— begin —

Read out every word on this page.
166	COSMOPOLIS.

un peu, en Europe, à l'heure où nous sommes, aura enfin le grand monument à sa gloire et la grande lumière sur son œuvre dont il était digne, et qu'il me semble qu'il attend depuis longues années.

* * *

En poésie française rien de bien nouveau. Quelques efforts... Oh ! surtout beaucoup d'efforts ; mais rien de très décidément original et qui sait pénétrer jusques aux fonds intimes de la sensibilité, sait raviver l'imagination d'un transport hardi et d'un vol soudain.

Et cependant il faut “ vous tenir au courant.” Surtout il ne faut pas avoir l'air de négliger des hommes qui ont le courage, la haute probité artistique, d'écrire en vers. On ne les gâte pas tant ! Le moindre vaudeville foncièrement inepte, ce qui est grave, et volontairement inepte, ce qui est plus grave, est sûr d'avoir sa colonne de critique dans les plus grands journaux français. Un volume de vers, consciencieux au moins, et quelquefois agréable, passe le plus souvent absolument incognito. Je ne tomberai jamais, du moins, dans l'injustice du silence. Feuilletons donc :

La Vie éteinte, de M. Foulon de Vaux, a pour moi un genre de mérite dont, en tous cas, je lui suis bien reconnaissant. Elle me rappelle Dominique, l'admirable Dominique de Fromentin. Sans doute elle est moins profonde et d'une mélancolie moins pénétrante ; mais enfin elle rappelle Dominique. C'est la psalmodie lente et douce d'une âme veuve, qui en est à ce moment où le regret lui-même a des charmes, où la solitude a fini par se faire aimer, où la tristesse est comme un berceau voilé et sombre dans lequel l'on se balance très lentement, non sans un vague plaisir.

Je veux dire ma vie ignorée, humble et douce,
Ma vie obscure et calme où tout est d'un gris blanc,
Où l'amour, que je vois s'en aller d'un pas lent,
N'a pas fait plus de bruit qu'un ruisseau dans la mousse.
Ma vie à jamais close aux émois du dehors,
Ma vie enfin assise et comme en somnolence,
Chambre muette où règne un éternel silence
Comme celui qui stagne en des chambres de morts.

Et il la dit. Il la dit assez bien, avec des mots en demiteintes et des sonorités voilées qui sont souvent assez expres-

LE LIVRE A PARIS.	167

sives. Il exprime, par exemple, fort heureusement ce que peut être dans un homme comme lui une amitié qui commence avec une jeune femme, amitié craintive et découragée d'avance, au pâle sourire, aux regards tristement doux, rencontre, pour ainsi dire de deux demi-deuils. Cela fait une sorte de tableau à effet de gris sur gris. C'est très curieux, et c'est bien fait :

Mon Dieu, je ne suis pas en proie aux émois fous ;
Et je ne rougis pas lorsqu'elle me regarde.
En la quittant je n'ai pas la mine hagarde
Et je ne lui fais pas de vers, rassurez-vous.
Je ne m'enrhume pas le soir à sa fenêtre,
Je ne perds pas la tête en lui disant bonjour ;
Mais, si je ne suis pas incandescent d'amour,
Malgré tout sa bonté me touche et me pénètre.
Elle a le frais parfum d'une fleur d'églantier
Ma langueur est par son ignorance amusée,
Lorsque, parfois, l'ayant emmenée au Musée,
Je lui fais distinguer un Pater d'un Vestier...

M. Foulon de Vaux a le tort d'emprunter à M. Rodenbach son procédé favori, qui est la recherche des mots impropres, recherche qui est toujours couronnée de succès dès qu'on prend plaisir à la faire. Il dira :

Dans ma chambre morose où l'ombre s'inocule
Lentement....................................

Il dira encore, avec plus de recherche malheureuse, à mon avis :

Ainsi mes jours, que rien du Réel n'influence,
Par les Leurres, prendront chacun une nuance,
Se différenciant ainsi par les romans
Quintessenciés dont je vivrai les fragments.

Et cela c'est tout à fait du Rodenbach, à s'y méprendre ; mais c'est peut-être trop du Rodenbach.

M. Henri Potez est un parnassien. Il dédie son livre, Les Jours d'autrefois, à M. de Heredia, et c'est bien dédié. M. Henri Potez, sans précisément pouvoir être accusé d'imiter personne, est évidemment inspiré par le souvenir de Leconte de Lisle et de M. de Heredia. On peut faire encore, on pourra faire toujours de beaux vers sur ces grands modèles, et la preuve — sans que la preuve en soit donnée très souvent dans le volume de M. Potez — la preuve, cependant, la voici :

— end —

### What the task requires
Reproduce the material verbatim, line by line.

### Exercise solution
Read out every word on this page.
166	COSMOPOLIS.

un peu, en Europe, à l'heure où nous sommes, aura enfin le grand monument à sa gloire et la grande lumière sur son œuvre dont il était digne, et qu'il me semble qu'il attend depuis longues années.

* * *

En poésie française rien de bien nouveau. Quelques efforts... Oh ! surtout beaucoup d'efforts ; mais rien de très décidément original et qui sait pénétrer jusques aux fonds intimes de la sensibilité, sait raviver l'imagination d'un transport hardi et d'un vol soudain.

Et cependant il faut “ vous tenir au courant.” Surtout il ne faut pas avoir l'air de négliger des hommes qui ont le courage, la haute probité artistique, d'écrire en vers. On ne les gâte pas tant ! Le moindre vaudeville foncièrement inepte, ce qui est grave, et volontairement inepte, ce qui est plus grave, est sûr d'avoir sa colonne de critique dans les plus grands journaux français. Un volume de vers, consciencieux au moins, et quelquefois agréable, passe le plus souvent absolument incognito. Je ne tomberai jamais, du moins, dans l'injustice du silence. Feuilletons donc :

La Vie éteinte, de M. Foulon de Vaux, a pour moi un genre de mérite dont, en tous cas, je lui suis bien reconnaissant. Elle me rappelle Dominique, l'admirable Dominique de Fromentin. Sans doute elle est moins profonde et d'une mélancolie moins pénétrante ; mais enfin elle rappelle Dominique. C'est la psalmodie lente et douce d'une âme veuve, qui en est à ce moment où le regret lui-même a des charmes, où la solitude a fini par se faire aimer, où la tristesse est comme un berceau voilé et sombre dans lequel l'on se balance très lentement, non sans un vague plaisir.

Je veux dire ma vie ignorée, humble et douce,
Ma vie obscure et calme où tout est d'un gris blanc,
Où l'amour, que je vois s'en aller d'un pas lent,
N'a pas fait plus de bruit qu'un ruisseau dans la mousse.
Ma vie à jamais close aux émois du dehors,
Ma vie enfin assise et comme en somnolence,
Chambre muette où règne un éternel silence
Comme celui qui stagne en des chambres de morts.

Et il la dit. Il la dit assez bien, avec des mots en demiteintes et des sonorités voilées qui sont souvent assez expres-

LE LIVRE A PARIS.	167

sives. Il exprime, par exemple, fort heureusement ce que peut être dans un homme comme lui une amitié qui commence avec une jeune femme, amitié craintive et découragée d'avance, au pâle sourire, aux regards tristement doux, rencontre, pour ainsi dire de deux demi-deuils. Cela fait une sorte de tableau à effet de gris sur gris. C'est très curieux, et c'est bien fait :

Mon Dieu, je ne suis pas en proie aux émois fous ;
Et je ne rougis pas lorsqu'elle me regarde.
En la quittant je n'ai pas la mine hagarde
Et je ne lui fais pas de vers, rassurez-vous.
Je ne m'enrhume pas le soir à sa fenêtre,
Je ne perds pas la tête en lui disant bonjour ;
Mais, si je ne suis pas incandescent d'amour,
Malgré tout sa bonté me touche et me pénètre.
Elle a le frais parfum d'une fleur d'églantier
Ma langueur est par son ignorance amusée,
Lorsque, parfois, l'ayant emmenée au Musée,
Je lui fais distinguer un Pater d'un Vestier...

M. Foulon de Vaux a le tort d'emprunter à M. Rodenbach son procédé favori, qui est la recherche des mots impropres, recherche qui est toujours couronnée de succès dès qu'on prend plaisir à la faire. Il dira :

Dans ma chambre morose où l'ombre s'inocule
Lentement....................................

Il dira encore, avec plus de recherche malheureuse, à mon avis :

Ainsi mes jours, que rien du Réel n'influence,
Par les Leurres, prendront chacun une nuance,
Se différenciant ainsi par les romans
Quintessenciés dont je vivrai les fragments.

Et cela c'est tout à fait du Rodenbach, à s'y méprendre ; mais c'est peut-être trop du Rodenbach.

M. Henri Potez est un parnassien. Il dédie son livre, Les Jours d'autrefois, à M. de Heredia, et c'est bien dédié. M. Henri Potez, sans précisément pouvoir être accusé d'imiter personne, est évidemment inspiré par le souvenir de Leconte de Lisle et de M. de Heredia. On peut faire encore, on pourra faire toujours de beaux vers sur ces grands modèles, et la preuve — sans que la preuve en soit donnée très souvent dans le volume de M. Potez — la preuve, cependant, la voici :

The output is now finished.